### DATASET CONTENT
----------------
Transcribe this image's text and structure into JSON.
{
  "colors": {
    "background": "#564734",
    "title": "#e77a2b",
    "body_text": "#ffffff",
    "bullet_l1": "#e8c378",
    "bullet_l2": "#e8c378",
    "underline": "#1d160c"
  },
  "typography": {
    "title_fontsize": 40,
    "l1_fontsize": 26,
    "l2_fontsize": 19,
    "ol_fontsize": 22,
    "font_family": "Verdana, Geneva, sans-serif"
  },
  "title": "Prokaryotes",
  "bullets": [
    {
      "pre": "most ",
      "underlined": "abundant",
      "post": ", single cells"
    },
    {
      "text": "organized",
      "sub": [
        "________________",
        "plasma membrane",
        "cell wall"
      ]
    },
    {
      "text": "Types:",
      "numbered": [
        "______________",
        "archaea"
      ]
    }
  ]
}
----------------
### YOUR ASSIGNMENT
Would you reproduce the whole listing exactly as it stands?

### SOLVED PROBLEM
Transcribe this image's text and structure into JSON.
{
  "colors": {
    "background": "#564734",
    "title": "#e77a2b",
    "body_text": "#ffffff",
    "bullet_l1": "#e8c378",
    "bullet_l2": "#e8c378",
    "underline": "#1d160c"
  },
  "typography": {
    "title_fontsize": 40,
    "l1_fontsize": 26,
    "l2_fontsize": 19,
    "ol_fontsize": 22,
    "font_family": "Verdana, Geneva, sans-serif"
  },
  "title": "Prokaryotes",
  "bullets": [
    {
      "pre": "most ",
      "underlined": "abundant",
      "post": ", single cells"
    },
    {
      "text": "organized",
      "sub": [
        "________________",
        "plasma membrane",
        "cell wall"
      ]
    },
    {
      "text": "Types:",
      "numbered": [
        "______________",
        "archaea"
      ]
    }
  ]
}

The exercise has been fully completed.